## PROMPT
Could you extract every entry below and reproduce it exactly?
· · ·
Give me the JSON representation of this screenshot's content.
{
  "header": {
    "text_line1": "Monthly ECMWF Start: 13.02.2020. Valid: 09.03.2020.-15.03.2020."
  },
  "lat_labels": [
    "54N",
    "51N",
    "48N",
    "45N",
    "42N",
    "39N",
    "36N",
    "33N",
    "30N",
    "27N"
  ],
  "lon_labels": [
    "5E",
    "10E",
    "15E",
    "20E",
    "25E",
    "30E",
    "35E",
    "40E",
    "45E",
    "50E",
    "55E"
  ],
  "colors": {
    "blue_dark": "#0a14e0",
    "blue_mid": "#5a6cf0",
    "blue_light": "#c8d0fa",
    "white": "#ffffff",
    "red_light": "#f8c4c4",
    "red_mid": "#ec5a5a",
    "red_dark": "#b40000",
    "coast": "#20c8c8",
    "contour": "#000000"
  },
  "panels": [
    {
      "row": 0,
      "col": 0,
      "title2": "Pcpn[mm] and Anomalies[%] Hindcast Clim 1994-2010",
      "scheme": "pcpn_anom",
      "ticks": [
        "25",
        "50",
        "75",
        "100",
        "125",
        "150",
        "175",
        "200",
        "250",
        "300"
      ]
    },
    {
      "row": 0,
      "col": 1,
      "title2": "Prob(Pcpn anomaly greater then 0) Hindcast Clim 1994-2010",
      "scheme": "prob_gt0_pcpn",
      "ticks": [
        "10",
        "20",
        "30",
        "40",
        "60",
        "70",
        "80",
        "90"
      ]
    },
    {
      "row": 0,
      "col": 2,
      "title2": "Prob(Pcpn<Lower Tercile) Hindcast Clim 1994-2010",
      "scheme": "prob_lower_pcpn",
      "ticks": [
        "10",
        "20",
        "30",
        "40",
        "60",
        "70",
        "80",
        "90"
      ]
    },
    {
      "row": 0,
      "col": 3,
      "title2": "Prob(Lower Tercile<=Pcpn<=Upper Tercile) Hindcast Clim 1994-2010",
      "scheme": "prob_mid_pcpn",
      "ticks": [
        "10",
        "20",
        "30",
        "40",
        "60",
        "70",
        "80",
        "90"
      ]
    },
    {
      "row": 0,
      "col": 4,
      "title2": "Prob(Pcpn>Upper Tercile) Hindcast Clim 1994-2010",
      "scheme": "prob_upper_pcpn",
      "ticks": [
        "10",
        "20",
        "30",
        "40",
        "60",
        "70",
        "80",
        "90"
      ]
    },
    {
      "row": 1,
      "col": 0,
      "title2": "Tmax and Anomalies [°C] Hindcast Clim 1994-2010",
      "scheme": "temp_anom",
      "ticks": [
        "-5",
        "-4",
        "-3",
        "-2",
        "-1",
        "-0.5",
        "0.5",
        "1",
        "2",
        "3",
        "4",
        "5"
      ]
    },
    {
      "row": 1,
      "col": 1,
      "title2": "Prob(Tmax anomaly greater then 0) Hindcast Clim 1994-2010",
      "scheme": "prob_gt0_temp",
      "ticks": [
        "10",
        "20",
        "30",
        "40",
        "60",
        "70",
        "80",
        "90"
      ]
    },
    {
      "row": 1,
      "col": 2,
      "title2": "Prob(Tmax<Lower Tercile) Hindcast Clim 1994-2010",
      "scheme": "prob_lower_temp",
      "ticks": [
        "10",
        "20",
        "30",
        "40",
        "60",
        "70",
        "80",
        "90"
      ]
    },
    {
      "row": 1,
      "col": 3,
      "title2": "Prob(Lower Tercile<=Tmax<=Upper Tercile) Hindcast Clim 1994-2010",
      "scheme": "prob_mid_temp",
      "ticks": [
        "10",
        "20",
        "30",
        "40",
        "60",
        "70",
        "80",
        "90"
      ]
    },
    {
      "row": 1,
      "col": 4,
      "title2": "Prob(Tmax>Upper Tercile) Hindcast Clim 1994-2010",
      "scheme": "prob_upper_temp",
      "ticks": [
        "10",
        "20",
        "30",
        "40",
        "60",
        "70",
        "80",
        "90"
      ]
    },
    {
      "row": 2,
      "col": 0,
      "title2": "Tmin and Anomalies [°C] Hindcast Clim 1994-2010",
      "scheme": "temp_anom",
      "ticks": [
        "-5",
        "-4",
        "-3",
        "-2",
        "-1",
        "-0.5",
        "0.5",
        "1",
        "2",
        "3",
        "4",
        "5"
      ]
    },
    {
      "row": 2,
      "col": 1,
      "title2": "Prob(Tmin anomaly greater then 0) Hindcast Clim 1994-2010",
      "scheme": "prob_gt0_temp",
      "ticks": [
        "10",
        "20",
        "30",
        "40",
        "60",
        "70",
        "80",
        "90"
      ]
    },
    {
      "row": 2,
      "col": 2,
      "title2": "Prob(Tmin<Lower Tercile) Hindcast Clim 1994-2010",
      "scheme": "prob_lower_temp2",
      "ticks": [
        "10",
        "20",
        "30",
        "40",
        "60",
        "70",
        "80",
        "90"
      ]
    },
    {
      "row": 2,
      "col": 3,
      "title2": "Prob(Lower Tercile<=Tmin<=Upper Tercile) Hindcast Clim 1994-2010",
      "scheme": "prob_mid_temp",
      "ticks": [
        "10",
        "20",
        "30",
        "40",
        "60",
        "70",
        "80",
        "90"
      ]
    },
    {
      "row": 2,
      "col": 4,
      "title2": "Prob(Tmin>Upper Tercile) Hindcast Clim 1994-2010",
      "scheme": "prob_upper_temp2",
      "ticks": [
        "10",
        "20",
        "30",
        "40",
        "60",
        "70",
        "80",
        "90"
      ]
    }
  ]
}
· · ·
## ANSWER TO THIS TASK
Give me the JSON representation of this screenshot's content.
{
  "header": {
    "text_line1": "Monthly ECMWF Start: 13.02.2020. Valid: 09.03.2020.-15.03.2020."
  },
  "lat_labels": [
    "54N",
    "51N",
    "48N",
    "45N",
    "42N",
    "39N",
    "36N",
    "33N",
    "30N",
    "27N"
  ],
  "lon_labels": [
    "5E",
    "10E",
    "15E",
    "20E",
    "25E",
    "30E",
    "35E",
    "40E",
    "45E",
    "50E",
    "55E"
  ],
  "colors": {
    "blue_dark": "#0a14e0",
    "blue_mid": "#5a6cf0",
    "blue_light": "#c8d0fa",
    "white": "#ffffff",
    "red_light": "#f8c4c4",
    "red_mid": "#ec5a5a",
    "red_dark": "#b40000",
    "coast": "#20c8c8",
    "contour": "#000000"
  },
  "panels": [
    {
      "row": 0,
      "col": 0,
      "title2": "Pcpn[mm] and Anomalies[%] Hindcast Clim 1994-2010",
      "scheme": "pcpn_anom",
      "ticks": [
        "25",
        "50",
        "75",
        "100",
        "125",
        "150",
        "175",
        "200",
        "250",
        "300"
      ]
    },
    {
      "row": 0,
      "col": 1,
      "title2": "Prob(Pcpn anomaly greater then 0) Hindcast Clim 1994-2010",
      "scheme": "prob_gt0_pcpn",
      "ticks": [
        "10",
        "20",
        "30",
        "40",
        "60",
        "70",
        "80",
        "90"
      ]
    },
    {
      "row": 0,
      "col": 2,
      "title2": "Prob(Pcpn<Lower Tercile) Hindcast Clim 1994-2010",
      "scheme": "prob_lower_pcpn",
      "ticks": [
        "10",
        "20",
        "30",
        "40",
        "60",
        "70",
        "80",
        "90"
      ]
    },
    {
      "row": 0,
      "col": 3,
      "title2": "Prob(Lower Tercile<=Pcpn<=Upper Tercile) Hindcast Clim 1994-2010",
      "scheme": "prob_mid_pcpn",
      "ticks": [
        "10",
        "20",
        "30",
        "40",
        "60",
        "70",
        "80",
        "90"
      ]
    },
    {
      "row": 0,
      "col": 4,
      "title2": "Prob(Pcpn>Upper Tercile) Hindcast Clim 1994-2010",
      "scheme": "prob_upper_pcpn",
      "ticks": [
        "10",
        "20",
        "30",
        "40",
        "60",
        "70",
        "80",
        "90"
      ]
    },
    {
      "row": 1,
      "col": 0,
      "title2": "Tmax and Anomalies [°C] Hindcast Clim 1994-2010",
      "scheme": "temp_anom",
      "ticks": [
        "-5",
        "-4",
        "-3",
        "-2",
        "-1",
        "-0.5",
        "0.5",
        "1",
        "2",
        "3",
        "4",
        "5"
      ]
    },
    {
      "row": 1,
      "col": 1,
      "title2": "Prob(Tmax anomaly greater then 0) Hindcast Clim 1994-2010",
      "scheme": "prob_gt0_temp",
      "ticks": [
        "10",
        "20",
        "30",
        "40",
        "60",
        "70",
        "80",
        "90"
      ]
    },
    {
      "row": 1,
      "col": 2,
      "title2": "Prob(Tmax<Lower Tercile) Hindcast Clim 1994-2010",
      "scheme": "prob_lower_temp",
      "ticks": [
        "10",
        "20",
        "30",
        "40",
        "60",
        "70",
        "80",
        "90"
      ]
    },
    {
      "row": 1,
      "col": 3,
      "title2": "Prob(Lower Tercile<=Tmax<=Upper Tercile) Hindcast Clim 1994-2010",
      "scheme": "prob_mid_temp",
      "ticks": [
        "10",
        "20",
        "30",
        "40",
        "60",
        "70",
        "80",
        "90"
      ]
    },
    {
      "row": 1,
      "col": 4,
      "title2": "Prob(Tmax>Upper Tercile) Hindcast Clim 1994-2010",
      "scheme": "prob_upper_temp",
      "ticks": [
        "10",
        "20",
        "30",
        "40",
        "60",
        "70",
        "80",
        "90"
      ]
    },
    {
      "row": 2,
      "col": 0,
      "title2": "Tmin and Anomalies [°C] Hindcast Clim 1994-2010",
      "scheme": "temp_anom",
      "ticks": [
        "-5",
        "-4",
        "-3",
        "-2",
        "-1",
        "-0.5",
        "0.5",
        "1",
        "2",
        "3",
        "4",
        "5"
      ]
    },
    {
      "row": 2,
      "col": 1,
      "title2": "Prob(Tmin anomaly greater then 0) Hindcast Clim 1994-2010",
      "scheme": "prob_gt0_temp",
      "ticks": [
        "10",
        "20",
        "30",
        "40",
        "60",
        "70",
        "80",
        "90"
      ]
    },
    {
      "row": 2,
      "col": 2,
      "title2": "Prob(Tmin<Lower Tercile) Hindcast Clim 1994-2010",
      "scheme": "prob_lower_temp2",
      "ticks": [
        "10",
        "20",
        "30",
        "40",
        "60",
        "70",
        "80",
        "90"
      ]
    },
    {
      "row": 2,
      "col": 3,
      "title2": "Prob(Lower Tercile<=Tmin<=Upper Tercile) Hindcast Clim 1994-2010",
      "scheme": "prob_mid_temp",
      "ticks": [
        "10",
        "20",
        "30",
        "40",
        "60",
        "70",
        "80",
        "90"
      ]
    },
    {
      "row": 2,
      "col": 4,
      "title2": "Prob(Tmin>Upper Tercile) Hindcast Clim 1994-2010",
      "scheme": "prob_upper_temp2",
      "ticks": [
        "10",
        "20",
        "30",
        "40",
        "60",
        "70",
        "80",
        "90"
      ]
    }
  ]
}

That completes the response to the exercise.